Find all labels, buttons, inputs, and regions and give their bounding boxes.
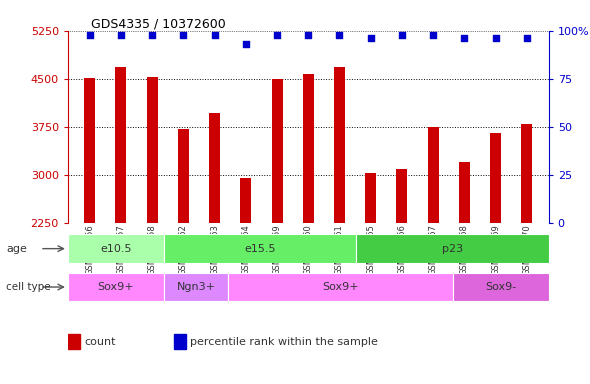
Text: e15.5: e15.5	[244, 243, 276, 254]
Bar	[84, 78, 95, 223]
Bar	[228, 273, 453, 301]
Text: cell type: cell type	[6, 282, 51, 292]
Point	[241, 41, 251, 47]
Point	[491, 35, 500, 41]
Text: p23: p23	[442, 243, 463, 254]
Point	[179, 31, 188, 38]
Point	[522, 35, 532, 41]
Bar	[68, 273, 164, 301]
Point	[335, 31, 344, 38]
Bar	[178, 129, 189, 223]
Bar	[365, 173, 376, 223]
Point	[116, 31, 126, 38]
Bar	[173, 334, 186, 349]
Bar	[209, 113, 220, 223]
Bar	[116, 67, 126, 223]
Point	[460, 35, 469, 41]
Bar	[271, 79, 283, 223]
Bar	[459, 162, 470, 223]
Bar	[303, 74, 314, 223]
Bar	[490, 133, 501, 223]
Point	[148, 31, 157, 38]
Bar	[428, 127, 438, 223]
Bar	[522, 124, 532, 223]
Text: percentile rank within the sample: percentile rank within the sample	[191, 337, 378, 347]
Point	[366, 35, 375, 41]
Point	[428, 31, 438, 38]
Point	[210, 31, 219, 38]
Text: Sox9+: Sox9+	[322, 282, 359, 292]
Bar	[240, 178, 251, 223]
Bar	[356, 234, 549, 263]
Text: Sox9-: Sox9-	[485, 282, 516, 292]
Bar	[334, 67, 345, 223]
Text: e10.5: e10.5	[100, 243, 132, 254]
Text: Sox9+: Sox9+	[97, 282, 135, 292]
Text: age: age	[6, 243, 27, 254]
Bar	[164, 234, 356, 263]
Point	[273, 31, 282, 38]
Text: Ngn3+: Ngn3+	[176, 282, 215, 292]
Bar	[147, 77, 158, 223]
Bar	[396, 169, 408, 223]
Bar	[68, 334, 80, 349]
Text: count: count	[85, 337, 116, 347]
Point	[303, 31, 313, 38]
Text: GDS4335 / 10372600: GDS4335 / 10372600	[91, 17, 226, 30]
Bar	[453, 273, 549, 301]
Bar	[164, 273, 228, 301]
Point	[397, 31, 407, 38]
Bar	[68, 234, 164, 263]
Point	[85, 31, 94, 38]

=-=-=

> [TASK STATEMENT]
Reproduce, character for character, the lines of the records that begin with the one containing "243, 276, 254]" and end with the one containing "129, 189, 223]", including both of those lines.

> [ANSWER]
Text: e15.5: e15.5	[244, 243, 276, 254]
Bar	[84, 78, 95, 223]
Bar	[228, 273, 453, 301]
Text: cell type: cell type	[6, 282, 51, 292]
Point	[241, 41, 251, 47]
Point	[491, 35, 500, 41]
Text: p23: p23	[442, 243, 463, 254]
Point	[179, 31, 188, 38]
Point	[522, 35, 532, 41]
Bar	[68, 273, 164, 301]
Point	[335, 31, 344, 38]
Bar	[178, 129, 189, 223]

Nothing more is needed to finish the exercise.